SELECTED EXCERPT =
★ ★ ★

A Bathroom Hero

The toilet wax ring is a device of simple beauty - going unnoticed as it seals the toilet to wherever the heck the stuff goes. When functioning properly, it wards off waste-pipe slugs from living in villages under the toilet and, when you flush, stops the stuff (you know what I mean) from spewing onto your bathroom floor.

Wax ring failure is easily noticed by checking for one (or more) of the following:

Un-repaired wax ring problems lead to catastrophic expenses reminiscent of the Exxon Valdez cleanup. But don't despair! Follow these simple steps to ensure safe toileting:

  1. Purchase a wax ring at any hardware store. Don't be embarrassed, it's not like you're buying condoms. Also grab some industrial strength gloves capable of blocking unknown biological viruses.
  2. Scatter rock salt around the perimeter of the toilet. This will stop the slugs from seeking refuge in your kitchen.
  3. Using common household anti-bacterial cleaner or a small can of gasoline, thoroughly douse the toilet and let stand for a week. Biological organisms are tough to kill so multiple applications may be necessary.
  4. Turn off the toilet's water and remove the feed line. Flush the toilet to drain the water from the tank.

★ ★ ★

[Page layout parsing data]
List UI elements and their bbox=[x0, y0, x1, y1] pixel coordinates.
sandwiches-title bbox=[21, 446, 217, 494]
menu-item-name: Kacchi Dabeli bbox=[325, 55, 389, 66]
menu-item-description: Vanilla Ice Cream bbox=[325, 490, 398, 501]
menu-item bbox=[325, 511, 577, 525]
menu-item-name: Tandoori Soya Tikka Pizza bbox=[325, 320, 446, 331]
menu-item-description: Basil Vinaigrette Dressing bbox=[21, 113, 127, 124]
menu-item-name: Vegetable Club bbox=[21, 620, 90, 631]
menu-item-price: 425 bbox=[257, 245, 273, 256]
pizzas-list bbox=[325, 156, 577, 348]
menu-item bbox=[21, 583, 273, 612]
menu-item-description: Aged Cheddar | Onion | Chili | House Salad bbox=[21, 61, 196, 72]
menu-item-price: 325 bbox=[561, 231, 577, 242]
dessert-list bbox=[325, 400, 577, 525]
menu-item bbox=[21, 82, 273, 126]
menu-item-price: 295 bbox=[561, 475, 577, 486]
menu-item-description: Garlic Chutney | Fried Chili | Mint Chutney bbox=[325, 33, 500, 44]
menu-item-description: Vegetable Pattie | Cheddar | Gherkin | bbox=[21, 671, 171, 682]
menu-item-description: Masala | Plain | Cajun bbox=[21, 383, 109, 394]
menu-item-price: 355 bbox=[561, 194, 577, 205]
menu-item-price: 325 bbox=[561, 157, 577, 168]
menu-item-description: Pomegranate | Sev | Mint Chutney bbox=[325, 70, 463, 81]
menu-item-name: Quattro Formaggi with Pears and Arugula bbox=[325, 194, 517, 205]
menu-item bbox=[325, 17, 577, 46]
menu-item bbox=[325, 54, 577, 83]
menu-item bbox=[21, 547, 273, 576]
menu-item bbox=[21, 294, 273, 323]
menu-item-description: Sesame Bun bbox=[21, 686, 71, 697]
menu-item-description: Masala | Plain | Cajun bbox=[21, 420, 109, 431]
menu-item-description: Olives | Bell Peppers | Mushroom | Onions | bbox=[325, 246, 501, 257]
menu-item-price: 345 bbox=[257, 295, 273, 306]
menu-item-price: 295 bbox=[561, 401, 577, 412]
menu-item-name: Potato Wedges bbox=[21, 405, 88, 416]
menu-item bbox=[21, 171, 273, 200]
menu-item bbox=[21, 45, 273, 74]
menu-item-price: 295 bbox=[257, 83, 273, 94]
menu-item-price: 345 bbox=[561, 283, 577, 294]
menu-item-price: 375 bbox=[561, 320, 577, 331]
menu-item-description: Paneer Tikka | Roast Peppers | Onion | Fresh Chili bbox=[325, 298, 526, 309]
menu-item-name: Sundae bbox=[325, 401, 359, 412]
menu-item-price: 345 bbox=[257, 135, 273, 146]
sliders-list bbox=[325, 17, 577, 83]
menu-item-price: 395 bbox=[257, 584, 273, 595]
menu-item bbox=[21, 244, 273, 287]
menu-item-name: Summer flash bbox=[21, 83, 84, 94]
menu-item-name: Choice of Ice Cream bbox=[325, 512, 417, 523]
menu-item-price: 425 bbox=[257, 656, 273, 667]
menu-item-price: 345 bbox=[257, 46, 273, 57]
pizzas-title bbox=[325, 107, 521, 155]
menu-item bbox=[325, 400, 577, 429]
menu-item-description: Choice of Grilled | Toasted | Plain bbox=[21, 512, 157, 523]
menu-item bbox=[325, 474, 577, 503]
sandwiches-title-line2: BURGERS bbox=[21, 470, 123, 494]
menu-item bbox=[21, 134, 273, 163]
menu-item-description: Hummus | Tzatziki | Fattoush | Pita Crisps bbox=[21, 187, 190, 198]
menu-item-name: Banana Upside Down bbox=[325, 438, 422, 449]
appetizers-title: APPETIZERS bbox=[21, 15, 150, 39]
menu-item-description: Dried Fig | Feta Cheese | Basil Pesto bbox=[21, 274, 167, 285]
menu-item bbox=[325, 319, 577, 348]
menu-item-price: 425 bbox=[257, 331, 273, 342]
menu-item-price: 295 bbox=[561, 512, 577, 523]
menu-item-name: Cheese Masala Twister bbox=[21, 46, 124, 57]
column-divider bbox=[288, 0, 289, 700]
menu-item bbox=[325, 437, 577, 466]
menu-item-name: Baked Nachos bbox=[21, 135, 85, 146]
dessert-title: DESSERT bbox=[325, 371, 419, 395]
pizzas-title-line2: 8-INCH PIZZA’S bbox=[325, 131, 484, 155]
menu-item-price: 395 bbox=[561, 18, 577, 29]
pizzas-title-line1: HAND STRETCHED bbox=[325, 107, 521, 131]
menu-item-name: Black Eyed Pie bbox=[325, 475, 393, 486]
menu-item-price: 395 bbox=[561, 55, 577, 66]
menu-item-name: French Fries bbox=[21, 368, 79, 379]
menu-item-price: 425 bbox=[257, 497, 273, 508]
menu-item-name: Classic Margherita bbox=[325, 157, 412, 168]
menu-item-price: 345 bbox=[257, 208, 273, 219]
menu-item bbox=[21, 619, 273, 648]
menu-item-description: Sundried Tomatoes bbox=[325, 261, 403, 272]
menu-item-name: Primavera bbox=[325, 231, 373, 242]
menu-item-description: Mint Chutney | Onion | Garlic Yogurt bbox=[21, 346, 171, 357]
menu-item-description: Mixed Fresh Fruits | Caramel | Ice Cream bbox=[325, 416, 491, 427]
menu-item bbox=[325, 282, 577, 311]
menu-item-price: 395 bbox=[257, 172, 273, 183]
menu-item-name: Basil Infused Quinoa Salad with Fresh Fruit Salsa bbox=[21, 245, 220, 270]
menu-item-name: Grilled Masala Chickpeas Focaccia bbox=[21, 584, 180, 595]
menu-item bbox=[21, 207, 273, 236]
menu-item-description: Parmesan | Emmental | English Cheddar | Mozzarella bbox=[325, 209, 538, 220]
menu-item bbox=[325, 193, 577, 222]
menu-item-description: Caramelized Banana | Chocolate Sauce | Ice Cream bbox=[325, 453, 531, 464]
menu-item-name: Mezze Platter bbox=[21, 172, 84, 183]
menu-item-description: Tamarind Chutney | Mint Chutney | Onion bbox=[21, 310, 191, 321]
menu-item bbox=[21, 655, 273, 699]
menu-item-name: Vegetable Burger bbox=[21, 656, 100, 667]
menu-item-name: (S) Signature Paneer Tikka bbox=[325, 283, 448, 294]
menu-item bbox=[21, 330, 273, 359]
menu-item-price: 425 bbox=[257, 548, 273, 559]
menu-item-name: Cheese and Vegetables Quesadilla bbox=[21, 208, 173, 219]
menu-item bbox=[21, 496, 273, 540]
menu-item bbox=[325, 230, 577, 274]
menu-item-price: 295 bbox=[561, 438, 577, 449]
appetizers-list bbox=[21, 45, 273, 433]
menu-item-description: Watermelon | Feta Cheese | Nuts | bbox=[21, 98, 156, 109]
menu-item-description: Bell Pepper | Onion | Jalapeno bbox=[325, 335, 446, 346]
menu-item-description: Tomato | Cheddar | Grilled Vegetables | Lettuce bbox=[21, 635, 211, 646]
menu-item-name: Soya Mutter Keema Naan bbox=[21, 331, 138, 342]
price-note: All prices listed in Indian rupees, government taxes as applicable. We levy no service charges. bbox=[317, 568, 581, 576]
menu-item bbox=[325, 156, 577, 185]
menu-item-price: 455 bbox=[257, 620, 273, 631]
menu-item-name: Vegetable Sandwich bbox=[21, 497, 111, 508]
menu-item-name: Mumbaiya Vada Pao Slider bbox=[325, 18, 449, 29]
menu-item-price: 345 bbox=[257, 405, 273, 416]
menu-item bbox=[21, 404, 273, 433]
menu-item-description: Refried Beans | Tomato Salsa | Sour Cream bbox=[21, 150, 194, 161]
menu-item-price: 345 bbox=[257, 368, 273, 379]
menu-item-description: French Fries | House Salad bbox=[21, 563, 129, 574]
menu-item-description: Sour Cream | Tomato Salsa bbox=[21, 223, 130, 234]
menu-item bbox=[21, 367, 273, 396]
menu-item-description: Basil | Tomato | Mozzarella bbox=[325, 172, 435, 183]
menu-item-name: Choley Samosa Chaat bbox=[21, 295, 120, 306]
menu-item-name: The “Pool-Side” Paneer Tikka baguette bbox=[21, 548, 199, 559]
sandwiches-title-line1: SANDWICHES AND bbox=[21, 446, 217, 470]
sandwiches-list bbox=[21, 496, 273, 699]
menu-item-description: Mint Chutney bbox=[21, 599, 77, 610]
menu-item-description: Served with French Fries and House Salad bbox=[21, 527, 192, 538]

★ ★ ★

PROBLEM = From the toilet wax ring text above, print the stretch from "1. Purchase a" through "unknown biological viruses." word for word.

RESPONSE TO THIS TASK =
1. Purchase a wax ring at any hardware store. Don't be embarrassed, it's not like you're buying condoms. Also grab some industrial strength gloves capable of blocking unknown biological viruses.